Stored data entries:
--- Start ---
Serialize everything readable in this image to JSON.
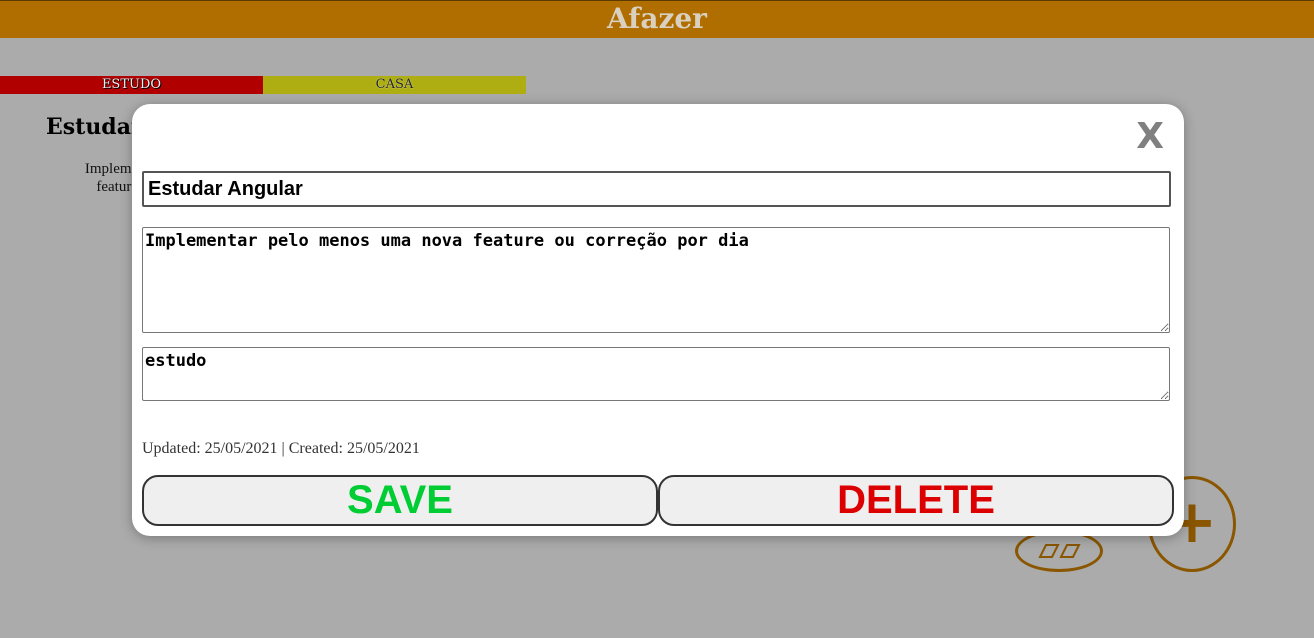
{
  "app": {
    "title": "Afazer"
  },
  "tabs": [
    {
      "label": "ESTUDO",
      "color": "#b00000"
    },
    {
      "label": "CASA",
      "color": "#aeae12"
    }
  ],
  "background_card": {
    "title": "Estudar",
    "description": "Implementar pelo\nfeature ou cor"
  },
  "modal": {
    "close_label": "X",
    "title_value": "Estudar Angular",
    "description_value": "Implementar pelo menos uma nova feature ou correção por dia",
    "tag_value": "estudo",
    "meta": "Updated: 25/05/2021 | Created: 25/05/2021",
    "save_label": "SAVE",
    "delete_label": "DELETE"
  },
  "fab": {
    "view_icon": "cards-view-icon",
    "add_icon": "plus-icon"
  },
  "colors": {
    "header": "#b06e00",
    "save": "#00cc33",
    "delete": "#dd0000"
  }
}
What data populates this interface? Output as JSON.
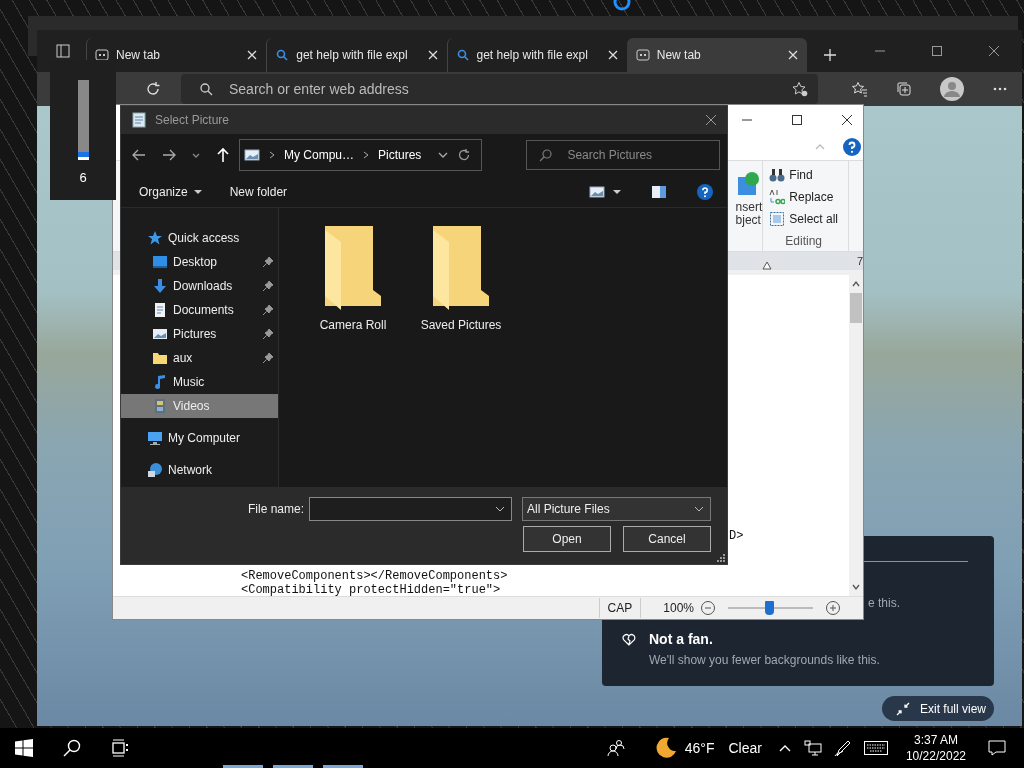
{
  "browser": {
    "tabs": [
      {
        "label": "New tab",
        "kind": "page",
        "selected": false
      },
      {
        "label": "get help with file expl",
        "kind": "search",
        "selected": false
      },
      {
        "label": "get help with file expl",
        "kind": "search",
        "selected": false
      },
      {
        "label": "New tab",
        "kind": "page",
        "selected": true
      }
    ],
    "address": {
      "placeholder": "Search or enter web address"
    }
  },
  "volume": {
    "level": 0.06,
    "reading": "6"
  },
  "wordpad": {
    "insert_label": [
      "nsert",
      "bject"
    ],
    "editing": {
      "items": [
        {
          "label": "Find",
          "kind": "find"
        },
        {
          "label": "Replace",
          "kind": "replace"
        },
        {
          "label": "Select all",
          "kind": "select"
        }
      ],
      "group": "Editing"
    },
    "ruler_mark": "7",
    "lines": [
      "D>",
      "<RemoveComponents></RemoveComponents>",
      "<Compatibility protectHidden=\"true\">"
    ],
    "status": {
      "caps": "CAP",
      "zoom": "100%",
      "level": 0.48
    }
  },
  "dialog": {
    "title": "Select Picture",
    "breadcrumb": [
      "My Compu…",
      "Pictures"
    ],
    "search": {
      "placeholder": "Search Pictures"
    },
    "toolbar": [
      "Organize",
      "New folder"
    ],
    "nav_pane": [
      {
        "label": "Quick access",
        "kind": "star",
        "selected": false,
        "children": [
          {
            "label": "Desktop",
            "kind": "desktop",
            "pinned": true,
            "selected": false
          },
          {
            "label": "Downloads",
            "kind": "download",
            "pinned": true,
            "selected": false
          },
          {
            "label": "Documents",
            "kind": "document",
            "pinned": true,
            "selected": false
          },
          {
            "label": "Pictures",
            "kind": "picture",
            "pinned": true,
            "selected": false
          },
          {
            "label": "aux",
            "kind": "folder",
            "pinned": true,
            "selected": false
          },
          {
            "label": "Music",
            "kind": "music",
            "pinned": false,
            "selected": false
          },
          {
            "label": "Videos",
            "kind": "video",
            "pinned": false,
            "selected": true
          }
        ]
      },
      {
        "label": "My Computer",
        "kind": "computer",
        "selected": false
      },
      {
        "label": "Network",
        "kind": "network",
        "selected": false
      }
    ],
    "folders": [
      "Camera Roll",
      "Saved Pictures"
    ],
    "file_name": {
      "label": "File name:"
    },
    "filter": "All Picture Files",
    "buttons": [
      "Open",
      "Cancel"
    ]
  },
  "notification": {
    "partial": "e this.",
    "title": "Not a fan.",
    "body": "We'll show you fewer backgrounds like this."
  },
  "exit_full_view": "Exit full view",
  "taskbar": {
    "weather": {
      "temp": "46°F",
      "condition": "Clear"
    },
    "time": "3:37 AM",
    "date": "10/22/2022"
  }
}
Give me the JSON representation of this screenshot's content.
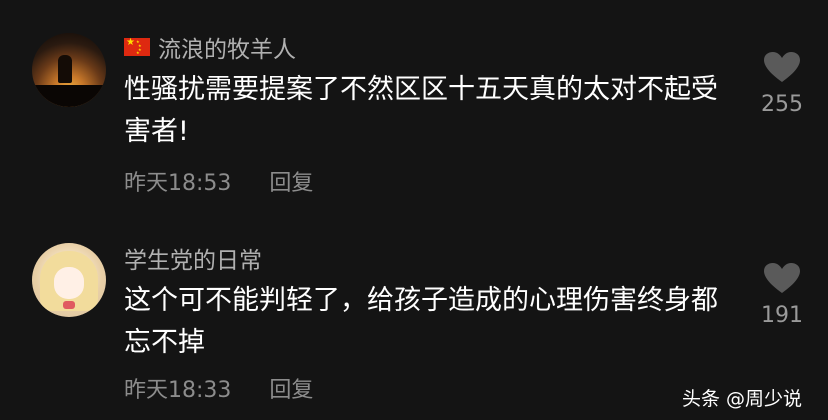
{
  "comments": [
    {
      "username": "流浪的牧羊人",
      "has_flag": true,
      "text": "性骚扰需要提案了不然区区十五天真的太对不起受害者!",
      "time": "昨天18:53",
      "reply_label": "回复",
      "likes": "255",
      "like_icon": "heart-icon"
    },
    {
      "username": "学生党的日常",
      "has_flag": false,
      "text": "这个可不能判轻了，给孩子造成的心理伤害终身都忘不掉",
      "time": "昨天18:33",
      "reply_label": "回复",
      "likes": "191",
      "like_icon": "heart-icon"
    }
  ],
  "watermark": "头条 @周少说",
  "colors": {
    "background": "#141414",
    "username": "#b0b0b0",
    "text": "#ffffff",
    "meta": "#8c8c8c",
    "heart": "#5a5a5a"
  }
}
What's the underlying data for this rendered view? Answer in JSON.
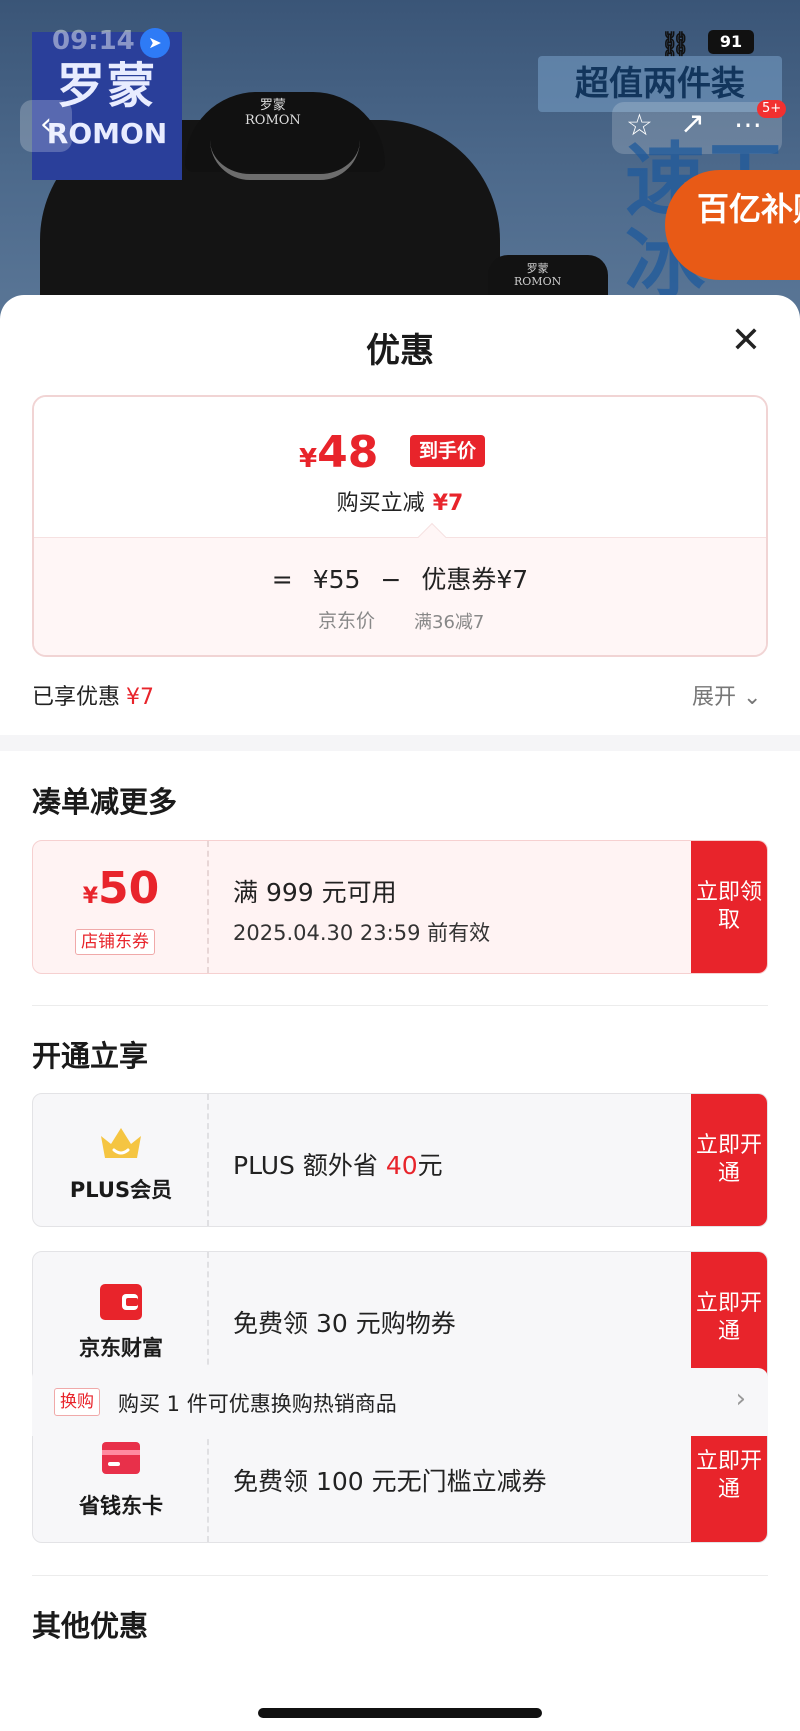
{
  "status_bar": {
    "time": "09:14",
    "battery": "91"
  },
  "hero": {
    "brand_cn": "罗蒙",
    "brand_en": "ROMON",
    "hanger_tag_cn": "罗蒙",
    "hanger_tag_en": "ROMON",
    "promo_banner": "超值两件装",
    "big_word": "速干冰",
    "subsidy": "百亿补贴",
    "cart_badge": "5+"
  },
  "sheet": {
    "title": "优惠",
    "price": {
      "currency": "¥",
      "amount": "48",
      "final_tag": "到手价",
      "instant_label": "购买立减",
      "instant_value": "¥7",
      "eq_sign": "=",
      "jd_price": "¥55",
      "minus_sign": "−",
      "coupon_part": "优惠券¥7",
      "jd_price_label": "京东价",
      "coupon_rule": "满36减7"
    },
    "enjoyed_label": "已享优惠",
    "enjoyed_value": "¥7",
    "expand_label": "展开"
  },
  "section_more": {
    "title": "凑单减更多",
    "coupon": {
      "currency": "¥",
      "amount": "50",
      "type": "店铺东券",
      "condition": "满 999 元可用",
      "validity": "2025.04.30 23:59 前有效",
      "cta": "立即领取"
    }
  },
  "section_open": {
    "title": "开通立享",
    "perks": [
      {
        "name": "PLUS会员",
        "desc_prefix": "PLUS 额外省 ",
        "desc_highlight": "40",
        "desc_suffix": "元",
        "cta": "立即开通"
      },
      {
        "name": "京东财富",
        "desc": "免费领 30 元购物券",
        "cta": "立即开通"
      },
      {
        "name": "省钱东卡",
        "desc": "免费领 100 元无门槛立减券",
        "cta": "立即开通"
      }
    ]
  },
  "section_other": {
    "title": "其他优惠",
    "tag": "换购",
    "text": "购买 1 件可优惠换购热销商品"
  },
  "colors": {
    "accent_red": "#e8242b",
    "plus_gold": "#f5c542"
  }
}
--- End ---
● **TASK STATEMENT**:
Extract the text of all the records above verbatim, excluding pictures.

● **SOLUTION TO THIS TASK**:
Serialize everything readable in this image to JSON.
{
  "app": {
    "title": "Afazer"
  },
  "tabs": [
    {
      "label": "ESTUDO",
      "color": "#b00000"
    },
    {
      "label": "CASA",
      "color": "#aeae12"
    }
  ],
  "background_card": {
    "title": "Estudar",
    "description": "Implementar pelo\nfeature ou cor"
  },
  "modal": {
    "close_label": "X",
    "title_value": "Estudar Angular",
    "description_value": "Implementar pelo menos uma nova feature ou correção por dia",
    "tag_value": "estudo",
    "meta": "Updated: 25/05/2021 | Created: 25/05/2021",
    "save_label": "SAVE",
    "delete_label": "DELETE"
  },
  "fab": {
    "view_icon": "cards-view-icon",
    "add_icon": "plus-icon"
  },
  "colors": {
    "header": "#b06e00",
    "save": "#00cc33",
    "delete": "#dd0000"
  }
}
What data populates this interface? Output as JSON.
{
  "browser": {
    "tabs": [
      {
        "label": "New tab",
        "kind": "page",
        "selected": false
      },
      {
        "label": "get help with file expl",
        "kind": "search",
        "selected": false
      },
      {
        "label": "get help with file expl",
        "kind": "search",
        "selected": false
      },
      {
        "label": "New tab",
        "kind": "page",
        "selected": true
      }
    ],
    "address": {
      "placeholder": "Search or enter web address"
    }
  },
  "volume": {
    "level": 0.06,
    "reading": "6"
  },
  "wordpad": {
    "insert_label": [
      "nsert",
      "bject"
    ],
    "editing": {
      "items": [
        {
          "label": "Find",
          "kind": "find"
        },
        {
          "label": "Replace",
          "kind": "replace"
        },
        {
          "label": "Select all",
          "kind": "select"
        }
      ],
      "group": "Editing"
    },
    "ruler_mark": "7",
    "lines": [
      "D>",
      "<RemoveComponents></RemoveComponents>",
      "<Compatibility protectHidden=\"true\">"
    ],
    "status": {
      "caps": "CAP",
      "zoom": "100%",
      "level": 0.48
    }
  },
  "dialog": {
    "title": "Select Picture",
    "breadcrumb": [
      "My Compu…",
      "Pictures"
    ],
    "search": {
      "placeholder": "Search Pictures"
    },
    "toolbar": [
      "Organize",
      "New folder"
    ],
    "nav_pane": [
      {
        "label": "Quick access",
        "kind": "star",
        "selected": false,
        "children": [
          {
            "label": "Desktop",
            "kind": "desktop",
            "pinned": true,
            "selected": false
          },
          {
            "label": "Downloads",
            "kind": "download",
            "pinned": true,
            "selected": false
          },
          {
            "label": "Documents",
            "kind": "document",
            "pinned": true,
            "selected": false
          },
          {
            "label": "Pictures",
            "kind": "picture",
            "pinned": true,
            "selected": false
          },
          {
            "label": "aux",
            "kind": "folder",
            "pinned": true,
            "selected": false
          },
          {
            "label": "Music",
            "kind": "music",
            "pinned": false,
            "selected": false
          },
          {
            "label": "Videos",
            "kind": "video",
            "pinned": false,
            "selected": true
          }
        ]
      },
      {
        "label": "My Computer",
        "kind": "computer",
        "selected": false
      },
      {
        "label": "Network",
        "kind": "network",
        "selected": false
      }
    ],
    "folders": [
      "Camera Roll",
      "Saved Pictures"
    ],
    "file_name": {
      "label": "File name:"
    },
    "filter": "All Picture Files",
    "buttons": [
      "Open",
      "Cancel"
    ]
  },
  "notification": {
    "partial": "e this.",
    "title": "Not a fan.",
    "body": "We'll show you fewer backgrounds like this."
  },
  "exit_full_view": "Exit full view",
  "taskbar": {
    "weather": {
      "temp": "46°F",
      "condition": "Clear"
    },
    "time": "3:37 AM",
    "date": "10/22/2022"
  }
}
Give me the JSON representation of this screenshot's content.
{
  "comments": [
    {
      "username": "流浪的牧羊人",
      "has_flag": true,
      "text": "性骚扰需要提案了不然区区十五天真的太对不起受害者!",
      "time": "昨天18:53",
      "reply_label": "回复",
      "likes": "255",
      "like_icon": "heart-icon"
    },
    {
      "username": "学生党的日常",
      "has_flag": false,
      "text": "这个可不能判轻了，给孩子造成的心理伤害终身都忘不掉",
      "time": "昨天18:33",
      "reply_label": "回复",
      "likes": "191",
      "like_icon": "heart-icon"
    }
  ],
  "watermark": "头条 @周少说",
  "colors": {
    "background": "#141414",
    "username": "#b0b0b0",
    "text": "#ffffff",
    "meta": "#8c8c8c",
    "heart": "#5a5a5a"
  }
}
What's the underlying data for this rendered view? Answer in JSON.
{
  "status_bar": {
    "time": "09:14",
    "battery": "91"
  },
  "hero": {
    "brand_cn": "罗蒙",
    "brand_en": "ROMON",
    "hanger_tag_cn": "罗蒙",
    "hanger_tag_en": "ROMON",
    "promo_banner": "超值两件装",
    "big_word": "速干冰",
    "subsidy": "百亿补贴",
    "cart_badge": "5+"
  },
  "sheet": {
    "title": "优惠",
    "price": {
      "currency": "¥",
      "amount": "48",
      "final_tag": "到手价",
      "instant_label": "购买立减",
      "instant_value": "¥7",
      "eq_sign": "=",
      "jd_price": "¥55",
      "minus_sign": "−",
      "coupon_part": "优惠券¥7",
      "jd_price_label": "京东价",
      "coupon_rule": "满36减7"
    },
    "enjoyed_label": "已享优惠",
    "enjoyed_value": "¥7",
    "expand_label": "展开"
  },
  "section_more": {
    "title": "凑单减更多",
    "coupon": {
      "currency": "¥",
      "amount": "50",
      "type": "店铺东券",
      "condition": "满 999 元可用",
      "validity": "2025.04.30 23:59 前有效",
      "cta": "立即领取"
    }
  },
  "section_open": {
    "title": "开通立享",
    "perks": [
      {
        "name": "PLUS会员",
        "desc_prefix": "PLUS 额外省 ",
        "desc_highlight": "40",
        "desc_suffix": "元",
        "cta": "立即开通"
      },
      {
        "name": "京东财富",
        "desc": "免费领 30 元购物券",
        "cta": "立即开通"
      },
      {
        "name": "省钱东卡",
        "desc": "免费领 100 元无门槛立减券",
        "cta": "立即开通"
      }
    ]
  },
  "section_other": {
    "title": "其他优惠",
    "tag": "换购",
    "text": "购买 1 件可优惠换购热销商品"
  },
  "colors": {
    "accent_red": "#e8242b",
    "plus_gold": "#f5c542"
  }
}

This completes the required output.